* [SOURCE EXTRACT]
Start of Block

Books I have found helpful (these are live links, if you decide to use them, I get a tiny commission, as an Amazon associate.):

Karen Pryor Don’t Shoot the Dog (about creating rewardable behaviors and then rewarding them–works for people too) (very helpful in explaining to my husband, family, and friends exactly what I need from them–things like: “please buy me nice soap for my birthday, not chocolate.” “Please go for a bike ride with me instead of inviting me to lunch.”)
Link: Don’t Shoot the Dog!: The New Art of Teaching and Training

Switch by Dan Heath — this is a book about creating change in businesses by approaching things from different angles. It’s pretty geeky/business-oriented, but it helped me think about behaviors instead of abstractions.
link: Switch: How to Change Things When Change Is Hard

Better than Before: Mastering Habits by Gretchen Rubin (she also wrote a book called The Happiness Project, to which she refers often in this book–not nearly as specific a book)
Since I’ve found a lot of getting fit/losing weight has to do with creating new habits (since the old ones really haven’t worked for me), the idea of deliberately setting out to create better habits is helpful. Some of the ideas in this book are useful, others, not so much.
Link: Better Than Before: Mastering the Habits of Our Everyday Lives

Sugar Salt Fat is about the food industry and is more than a little horrifying. If you need persuading that processed food is not healthy food, this book will do it for you.
Link: Salt Sugar Fat: How the Food Giants Hooked Us

Secrets from the Eating Lab is about the subtle ways you can influence your own food-related behavior to make it easier to lose weight. Stuff like putting the food away, using small plates and bowls, etc. I’ve found a lot of it very helpful.
Link: Secrets from the Eating Lab: The Science of Weight Loss, the Myth of Willpower, and Why You Should Never Diet Again

Still reading? If so, I’ll mention that I’ve started making absolute statements about myself, even if sometimes they’re more about goals than 100% true:
“I never eat processed food.”
“I avoid refined sugar (and artificial sweeteners).” (Both things wreak havoc on my insulin metabolism and create mood and sugar swings that I have trouble managing.)
“I run about 15 miles a week.”
“I walk my dogs three times a day.”
“I always record what I eat.”
“I bring my lunch to trials so I don’t eat the junk from the concession stand.”
“Yes, sometimes I’m hungry. It’s not a big deal.”
“I am losing weight because I enjoy every single bite I eat.” (In other words, I don’t just eat garbage food just because it’s there.)

End of Block

* [INFORMATION SHOWN]

Start of Block

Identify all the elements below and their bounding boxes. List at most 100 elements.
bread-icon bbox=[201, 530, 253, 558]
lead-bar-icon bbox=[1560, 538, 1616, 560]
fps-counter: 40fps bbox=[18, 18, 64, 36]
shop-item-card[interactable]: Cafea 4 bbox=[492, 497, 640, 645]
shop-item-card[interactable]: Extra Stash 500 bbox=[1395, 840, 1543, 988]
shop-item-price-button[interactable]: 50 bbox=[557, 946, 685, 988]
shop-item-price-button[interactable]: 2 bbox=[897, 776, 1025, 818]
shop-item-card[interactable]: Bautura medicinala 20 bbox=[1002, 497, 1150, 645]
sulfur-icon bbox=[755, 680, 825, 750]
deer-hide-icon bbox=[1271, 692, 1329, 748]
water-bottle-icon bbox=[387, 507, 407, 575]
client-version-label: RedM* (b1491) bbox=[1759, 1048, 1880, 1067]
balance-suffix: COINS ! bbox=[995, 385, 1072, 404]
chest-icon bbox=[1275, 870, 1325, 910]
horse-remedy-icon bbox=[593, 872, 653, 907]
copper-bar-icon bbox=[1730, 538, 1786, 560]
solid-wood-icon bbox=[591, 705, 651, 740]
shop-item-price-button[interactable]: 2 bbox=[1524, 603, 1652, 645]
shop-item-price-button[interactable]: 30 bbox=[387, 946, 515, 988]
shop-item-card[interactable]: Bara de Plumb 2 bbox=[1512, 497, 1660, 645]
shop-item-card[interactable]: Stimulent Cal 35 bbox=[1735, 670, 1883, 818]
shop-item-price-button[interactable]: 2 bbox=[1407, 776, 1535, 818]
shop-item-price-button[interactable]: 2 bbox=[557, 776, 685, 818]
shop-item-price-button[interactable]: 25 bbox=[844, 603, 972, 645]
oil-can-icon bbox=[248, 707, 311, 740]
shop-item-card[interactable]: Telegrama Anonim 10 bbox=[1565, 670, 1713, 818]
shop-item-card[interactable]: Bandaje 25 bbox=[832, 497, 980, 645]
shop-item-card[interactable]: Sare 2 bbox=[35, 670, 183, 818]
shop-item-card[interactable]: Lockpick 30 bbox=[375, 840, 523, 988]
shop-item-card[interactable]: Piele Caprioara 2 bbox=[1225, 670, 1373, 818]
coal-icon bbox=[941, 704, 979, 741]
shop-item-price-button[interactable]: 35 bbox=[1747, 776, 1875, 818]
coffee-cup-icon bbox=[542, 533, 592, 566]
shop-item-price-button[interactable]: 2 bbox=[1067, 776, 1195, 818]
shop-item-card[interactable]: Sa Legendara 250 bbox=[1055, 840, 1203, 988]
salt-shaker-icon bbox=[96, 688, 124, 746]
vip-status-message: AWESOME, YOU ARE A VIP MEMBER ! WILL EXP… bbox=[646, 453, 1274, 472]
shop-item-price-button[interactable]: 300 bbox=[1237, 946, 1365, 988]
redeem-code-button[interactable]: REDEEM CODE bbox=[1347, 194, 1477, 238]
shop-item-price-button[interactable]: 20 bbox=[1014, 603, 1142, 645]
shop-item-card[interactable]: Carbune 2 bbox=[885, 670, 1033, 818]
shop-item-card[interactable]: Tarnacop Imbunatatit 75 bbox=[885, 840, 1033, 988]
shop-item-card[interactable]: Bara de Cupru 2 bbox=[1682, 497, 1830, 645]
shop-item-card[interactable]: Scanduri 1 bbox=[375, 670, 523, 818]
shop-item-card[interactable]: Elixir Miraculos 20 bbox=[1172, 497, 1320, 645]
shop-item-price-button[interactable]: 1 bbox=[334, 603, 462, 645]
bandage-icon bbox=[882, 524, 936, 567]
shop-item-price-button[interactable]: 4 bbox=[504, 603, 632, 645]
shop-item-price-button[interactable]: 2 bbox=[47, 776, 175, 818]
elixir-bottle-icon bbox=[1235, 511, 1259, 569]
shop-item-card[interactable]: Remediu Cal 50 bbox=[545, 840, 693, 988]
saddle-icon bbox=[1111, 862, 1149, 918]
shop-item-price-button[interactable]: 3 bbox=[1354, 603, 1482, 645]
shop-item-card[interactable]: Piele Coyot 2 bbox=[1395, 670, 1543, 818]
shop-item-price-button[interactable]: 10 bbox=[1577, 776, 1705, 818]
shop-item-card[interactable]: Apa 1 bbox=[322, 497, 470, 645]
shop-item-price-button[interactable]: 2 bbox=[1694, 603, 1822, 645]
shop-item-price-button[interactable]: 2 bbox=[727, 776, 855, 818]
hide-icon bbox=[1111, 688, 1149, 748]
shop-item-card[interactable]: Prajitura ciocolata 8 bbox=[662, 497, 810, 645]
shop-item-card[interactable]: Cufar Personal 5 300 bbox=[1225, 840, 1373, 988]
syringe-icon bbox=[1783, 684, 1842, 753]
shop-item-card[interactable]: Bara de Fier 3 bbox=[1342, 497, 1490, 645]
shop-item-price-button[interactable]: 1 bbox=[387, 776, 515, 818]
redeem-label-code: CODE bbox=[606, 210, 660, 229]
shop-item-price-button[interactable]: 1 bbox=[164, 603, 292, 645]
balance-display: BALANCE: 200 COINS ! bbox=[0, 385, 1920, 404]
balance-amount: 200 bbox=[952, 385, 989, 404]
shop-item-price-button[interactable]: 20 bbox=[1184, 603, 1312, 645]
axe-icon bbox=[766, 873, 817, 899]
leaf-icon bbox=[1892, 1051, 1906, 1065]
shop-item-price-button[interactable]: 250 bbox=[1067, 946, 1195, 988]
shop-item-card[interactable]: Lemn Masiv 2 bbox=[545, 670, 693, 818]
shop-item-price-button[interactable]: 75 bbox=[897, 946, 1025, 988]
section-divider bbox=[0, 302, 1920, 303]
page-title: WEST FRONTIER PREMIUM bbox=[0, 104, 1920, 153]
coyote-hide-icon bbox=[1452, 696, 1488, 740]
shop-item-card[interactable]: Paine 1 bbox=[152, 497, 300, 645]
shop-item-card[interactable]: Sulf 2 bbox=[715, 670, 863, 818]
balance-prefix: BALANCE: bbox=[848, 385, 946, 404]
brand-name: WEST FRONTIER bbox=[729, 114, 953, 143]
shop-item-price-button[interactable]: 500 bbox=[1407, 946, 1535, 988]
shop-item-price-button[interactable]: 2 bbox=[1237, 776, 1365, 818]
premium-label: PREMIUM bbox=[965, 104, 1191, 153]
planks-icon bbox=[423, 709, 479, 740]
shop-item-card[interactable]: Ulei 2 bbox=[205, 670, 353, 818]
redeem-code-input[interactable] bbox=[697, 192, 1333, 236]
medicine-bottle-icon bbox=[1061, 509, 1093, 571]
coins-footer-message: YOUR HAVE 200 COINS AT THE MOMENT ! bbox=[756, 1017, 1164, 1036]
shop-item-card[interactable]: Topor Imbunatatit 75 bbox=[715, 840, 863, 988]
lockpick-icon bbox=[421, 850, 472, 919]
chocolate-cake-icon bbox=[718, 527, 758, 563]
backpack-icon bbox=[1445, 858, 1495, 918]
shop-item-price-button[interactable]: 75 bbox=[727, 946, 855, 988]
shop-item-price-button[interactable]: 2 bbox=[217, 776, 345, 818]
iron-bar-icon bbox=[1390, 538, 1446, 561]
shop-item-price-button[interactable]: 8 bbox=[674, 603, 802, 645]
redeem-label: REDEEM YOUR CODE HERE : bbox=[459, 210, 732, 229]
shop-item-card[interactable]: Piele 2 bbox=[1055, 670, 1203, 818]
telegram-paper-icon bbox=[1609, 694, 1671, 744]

End of Block

* [USING THE INFORMATION]
(1) Reproduce word for word the portion of the book-list excerpt between "Sugar Salt Fat" and "it very helpful.", inclusive.
(2) Answer each question from the book-list excerpt:
(a) Who is named as the author of Switch?
(b) How many miles a week does the writer say they run?
(c) What two examples are given of ways to influence food-related behavior in the description of Secrets from the Eating Lab?
(3) Extend the book-list excerpt, picking up after its last sentence.

* [ANSWERS FOR THE TASKS]
(1)
Sugar Salt Fat is about the food industry and is more than a little horrifying. If you need persuading that processed food is not healthy food, this book will do it for you.
Link: Salt Sugar Fat: How the Food Giants Hooked Us

Secrets from the Eating Lab is about the subtle ways you can influence your own food-related behavior to make it easier to lose weight. Stuff like putting the food away, using small plates and bowls, etc. I’ve found a lot of it very helpful.

(2)
(a) Dan Heath
(b) About 15 miles
(c) Putting the food away and using small plates and bowls

(3)
“I do my hard workout on Wednesdays, when they bar car traffic in the park.”

By making these absolute statements, I a) reinforce the habit, b) make it harder to duck the task, c) present myself as the person I want to be TO MYSELF, instead of tearing myself down.

As for dieting philosophy and what to eat, I know people who are losing weight with paleo, with weight watchers, with Mediterranean diet, etc. I really think it’s key to establish what you’re eating now, what you really enjoy eating–and then reduce the amount about 20% and increase your activity about 20%. If you have any really obvious unhealthy habits, like soda or an evening slice of cake, rationing them is easier than eliminating them. I’m very fond of ice cream, for example. So these days, I can have my ice cream if I bike to the ice cream shop and bike home. French Fries? I can have seven, once or twice a month. Seven turns out to be a real pleasure. It’s enough to enjoy them but not so much I feel disappointed in myself later. One thing I really like a lot about Weight Watchers is the encouragement (through their point-counting system) to eat more fruits and vegetables. That’s helpful for me.

You can tell I’ve obsessed about this a lot. Surprisingly, there’s very little useful research out there, but I’ve found some of it very useful. All the research seems to boil down to: eat less, move more, don’t eat nutritionally altered foods (i.e., foods where a portion of the food has been refined away, such as white rice instead of brown rice, white flour instead of whole wheat, juice instead of whole fruit, etc.). Oh yes, and don’t mess with your sugar metabolism by eating refined sugar or using artificial sweeteners (yes, artificial sweeteners cause insulin to be released).